→ **Exercise requirements**:
Render every entry exactly as it appears.

→ **Provided material**:

-=-=-

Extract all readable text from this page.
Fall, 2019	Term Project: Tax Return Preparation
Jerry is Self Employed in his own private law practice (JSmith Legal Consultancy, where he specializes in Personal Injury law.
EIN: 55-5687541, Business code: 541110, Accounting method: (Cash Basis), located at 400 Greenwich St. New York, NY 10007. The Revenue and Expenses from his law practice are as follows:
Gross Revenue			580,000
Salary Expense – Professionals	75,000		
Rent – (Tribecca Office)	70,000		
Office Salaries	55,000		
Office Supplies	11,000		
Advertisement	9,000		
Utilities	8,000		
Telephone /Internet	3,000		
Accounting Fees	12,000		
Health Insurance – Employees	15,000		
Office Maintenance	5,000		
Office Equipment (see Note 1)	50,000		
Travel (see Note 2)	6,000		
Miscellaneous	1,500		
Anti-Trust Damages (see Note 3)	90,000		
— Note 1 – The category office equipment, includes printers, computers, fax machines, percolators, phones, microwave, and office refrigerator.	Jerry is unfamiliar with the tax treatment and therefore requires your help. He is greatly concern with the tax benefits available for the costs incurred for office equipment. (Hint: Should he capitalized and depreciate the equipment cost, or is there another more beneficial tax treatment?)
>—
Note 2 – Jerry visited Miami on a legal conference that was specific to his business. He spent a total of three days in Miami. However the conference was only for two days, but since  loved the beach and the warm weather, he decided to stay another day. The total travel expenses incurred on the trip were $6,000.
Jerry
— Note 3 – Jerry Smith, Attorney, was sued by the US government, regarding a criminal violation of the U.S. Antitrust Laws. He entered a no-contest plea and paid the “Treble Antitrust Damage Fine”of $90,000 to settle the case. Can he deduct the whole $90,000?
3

-=-=-

→ **Task result**:
Extract all readable text from this page.
Fall, 2019	Term Project: Tax Return Preparation
Jerry is Self Employed in his own private law practice (JSmith Legal Consultancy, where he specializes in Personal Injury law.
EIN: 55-5687541, Business code: 541110, Accounting method: (Cash Basis), located at 400 Greenwich St. New York, NY 10007. The Revenue and Expenses from his law practice are as follows:
Gross Revenue			580,000
Salary Expense – Professionals	75,000		
Rent – (Tribecca Office)	70,000		
Office Salaries	55,000		
Office Supplies	11,000		
Advertisement	9,000		
Utilities	8,000		
Telephone /Internet	3,000		
Accounting Fees	12,000		
Health Insurance – Employees	15,000		
Office Maintenance	5,000		
Office Equipment (see Note 1)	50,000		
Travel (see Note 2)	6,000		
Miscellaneous	1,500		
Anti-Trust Damages (see Note 3)	90,000		
— Note 1 – The category office equipment, includes printers, computers, fax machines, percolators, phones, microwave, and office refrigerator.	Jerry is unfamiliar with the tax treatment and therefore requires your help. He is greatly concern with the tax benefits available for the costs incurred for office equipment. (Hint: Should he capitalized and depreciate the equipment cost, or is there another more beneficial tax treatment?)
>—
Note 2 – Jerry visited Miami on a legal conference that was specific to his business. He spent a total of three days in Miami. However the conference was only for two days, but since  loved the beach and the warm weather, he decided to stay another day. The total travel expenses incurred on the trip were $6,000.
Jerry
— Note 3 – Jerry Smith, Attorney, was sued by the US government, regarding a criminal violation of the U.S. Antitrust Laws. He entered a no-contest plea and paid the “Treble Antitrust Damage Fine”of $90,000 to settle the case. Can he deduct the whole $90,000?
3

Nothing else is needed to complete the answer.